*MATERIAL SHOWN*
-----
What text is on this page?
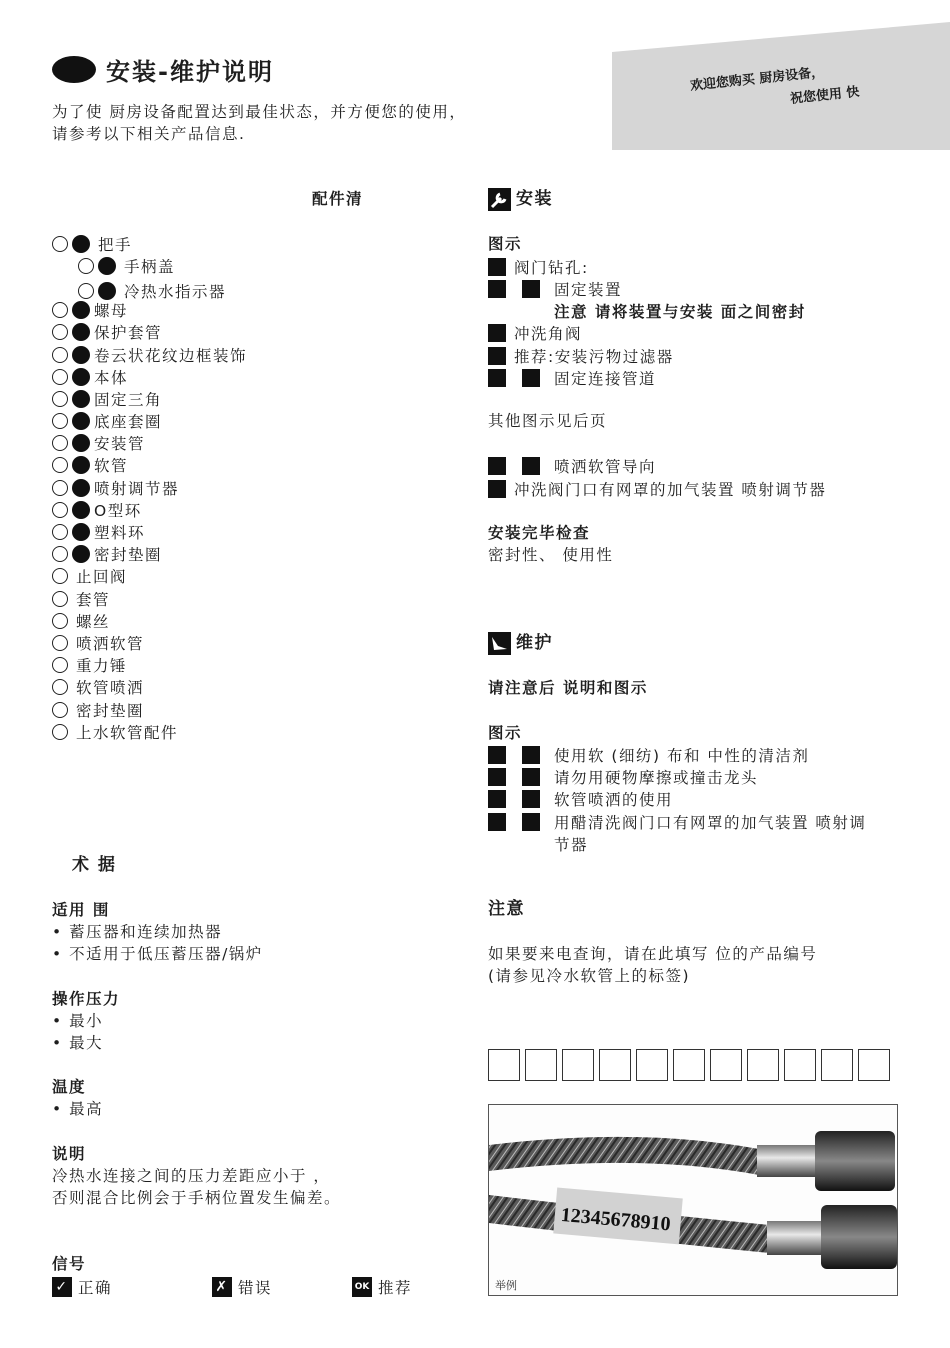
安装-维护说明
为了使 厨房设备配置达到最佳状态，并方便您的使用，
请参考以下相关产品信息.
欢迎您购买 厨房设备，
祝您使用 快
配件清
把手
手柄盖
冷热水指示器
螺母
保护套管
卷云状花纹边框装饰
本体
固定三角
底座套圈
安装管
软管
喷射调节器
O型环
塑料环
密封垫圈
止回阀
套管
螺丝
喷洒软管
重力锤
软管喷洒
密封垫圈
上水软管配件
安装
图示
阀门钻孔:
固定装置
注意 请将装置与安装 面之间密封
冲洗角阀
推荐:安装污物过滤器
固定连接管道
其他图示见后页
喷洒软管导向
冲洗阀门口有网罩的加气装置 喷射调节器
安装完毕检查
密封性、 使用性
维护
请注意后 说明和图示
图示
使用软 (细纺) 布和 中性的清洁剂
请勿用硬物摩擦或撞击龙头
软管喷洒的使用
用醋清洗阀门口有网罩的加气装置 喷射调
节器
术 据
适用 围
• 蓄压器和连续加热器
• 不适用于低压蓄压器/锅炉
操作压力
• 最小
• 最大
温度
• 最高
说明
冷热水连接之间的压力差距应小于 ，
否则混合比例会于手柄位置发生偏差。
注意
如果要来电查询，请在此填写 位的产品编号
(请参见冷水软管上的标签)
12345678910
举例
信号
✓ 正确	✗ 错误	OK 推荐
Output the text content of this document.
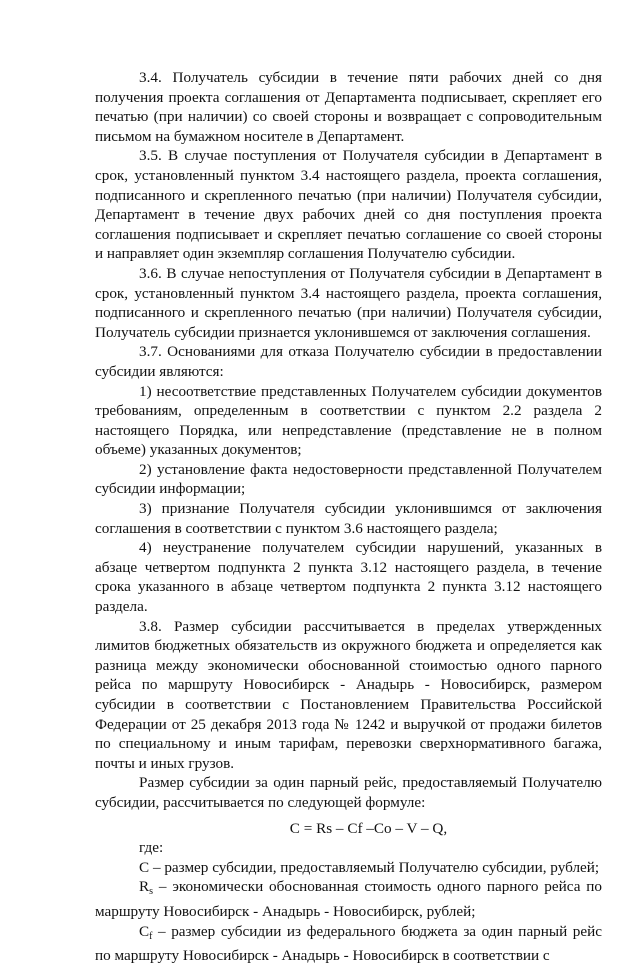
3.4. Получатель субсидии в течение пяти рабочих дней со дня получения проекта соглашения от Департамента подписывает, скрепляет его печатью (при наличии) со своей стороны и возвращает с сопроводительным письмом на бумажном носителе в Департамент.

3.5. В случае поступления от Получателя субсидии в Департамент в срок, установленный пунктом 3.4 настоящего раздела, проекта соглашения, подписанного и скрепленного печатью (при наличии) Получателя субсидии, Департамент в течение двух рабочих дней со дня поступления проекта соглашения подписывает и скрепляет печатью соглашение со своей стороны и направляет один экземпляр соглашения Получателю субсидии.

3.6. В случае непоступления от Получателя субсидии в Департамент в срок, установленный пунктом 3.4 настоящего раздела, проекта соглашения, подписанного и скрепленного печатью (при наличии) Получателя субсидии, Получатель субсидии признается уклонившемся от заключения соглашения.

3.7. Основаниями для отказа Получателю субсидии в предоставлении субсидии являются:

1) несоответствие представленных Получателем субсидии документов требованиям, определенным в соответствии с пунктом 2.2 раздела 2 настоящего Порядка, или непредставление (представление не в полном объеме) указанных документов;

2) установление факта недостоверности представленной Получателем субсидии информации;

3) признание Получателя субсидии уклонившимся от заключения соглашения в соответствии с пунктом 3.6 настоящего раздела;

4) неустранение получателем субсидии нарушений, указанных в абзаце четвертом подпункта 2 пункта 3.12 настоящего раздела, в течение срока указанного в абзаце четвертом подпункта 2 пункта 3.12 настоящего раздела.

3.8. Размер субсидии рассчитывается в пределах утвержденных лимитов бюджетных обязательств из окружного бюджета и определяется как разница между экономически обоснованной стоимостью одного парного рейса по маршруту Новосибирск - Анадырь - Новосибирск, размером субсидии в соответствии с Постановлением Правительства Российской Федерации от 25 декабря 2013 года № 1242 и выручкой от продажи билетов по специальному и иным тарифам, перевозки сверхнормативного багажа, почты и иных грузов.

Размер субсидии за один парный рейс, предоставляемый Получателю субсидии, рассчитывается по следующей формуле:

C = Rs – Cf –Co – V – Q,

где:

С – размер субсидии, предоставляемый Получателю субсидии, рублей;

$R_s$ – экономически обоснованная стоимость одного парного рейса по маршруту Новосибирск - Анадырь - Новосибирск, рублей;

$C_f$ – размер субсидии из федерального бюджета за один парный рейс по маршруту Новосибирск - Анадырь - Новосибирск в соответствии с
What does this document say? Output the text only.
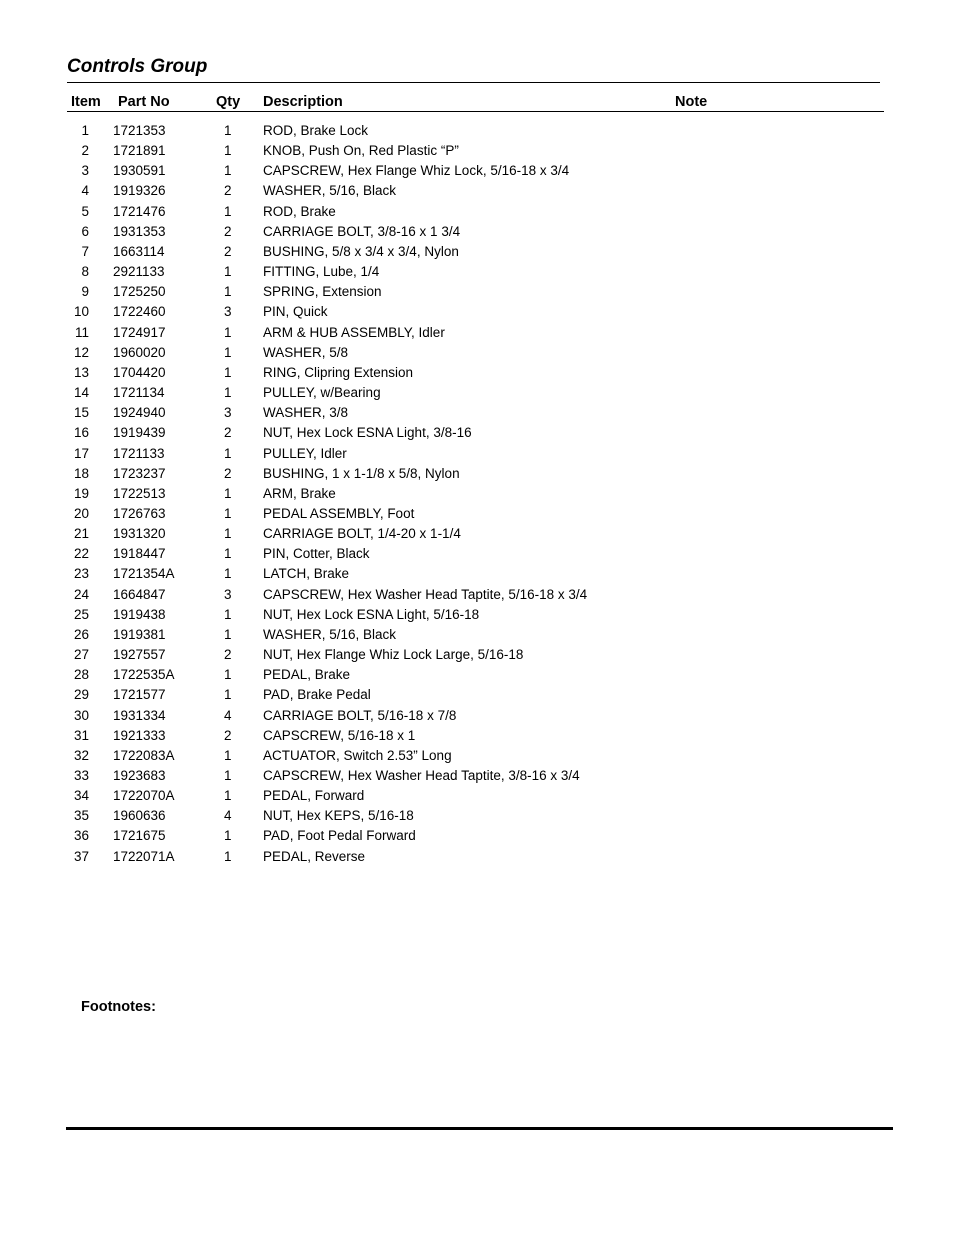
Controls Group
Item Part No	Qty Description	Note
1 1721353	1 ROD, Brake Lock
2 1721891	1 KNOB, Push On, Red Plastic “P”
3 1930591	1 CAPSCREW, Hex Flange Whiz Lock, 5/16-18 x 3/4
4 1919326	2 WASHER, 5/16, Black
5 1721476	1 ROD, Brake
6 1931353	2 CARRIAGE BOLT, 3/8-16 x 1 3/4
7 1663114	2 BUSHING, 5/8 x 3/4 x 3/4, Nylon
8 2921133	1 FITTING, Lube, 1/4
9 1725250	1 SPRING, Extension
10 1722460	3 PIN, Quick
11 1724917	1 ARM & HUB ASSEMBLY, Idler
12 1960020	1 WASHER, 5/8
13 1704420	1 RING, Clipring Extension
14 1721134	1 PULLEY, w/Bearing
15 1924940	3 WASHER, 3/8
16 1919439	2 NUT, Hex Lock ESNA Light, 3/8-16
17 1721133	1 PULLEY, Idler
18 1723237	2 BUSHING, 1 x 1-1/8 x 5/8, Nylon
19 1722513	1 ARM, Brake
20 1726763	1 PEDAL ASSEMBLY, Foot
21 1931320	1 CARRIAGE BOLT, 1/4-20 x 1-1/4
22 1918447	1 PIN, Cotter, Black
23 1721354A	1 LATCH, Brake
24 1664847	3 CAPSCREW, Hex Washer Head Taptite, 5/16-18 x 3/4
25 1919438	1 NUT, Hex Lock ESNA Light, 5/16-18
26 1919381	1 WASHER, 5/16, Black
27 1927557	2 NUT, Hex Flange Whiz Lock Large, 5/16-18
28 1722535A	1 PEDAL, Brake
29 1721577	1 PAD, Brake Pedal
30 1931334	4 CARRIAGE BOLT, 5/16-18 x 7/8
31 1921333	2 CAPSCREW, 5/16-18 x 1
32 1722083A	1 ACTUATOR, Switch 2.53” Long
33 1923683	1 CAPSCREW, Hex Washer Head Taptite, 3/8-16 x 3/4
34 1722070A	1 PEDAL, Forward
35 1960636	4 NUT, Hex KEPS, 5/16-18
36 1721675	1 PAD, Foot Pedal Forward
37 1722071A	1 PEDAL, Reverse
Footnotes:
-----
*THE TASK*
What is the number of lines in the records above that include the word "Brake"? Reply with that number and nothing more.

*SOLUTION FOR THIS TASK*
6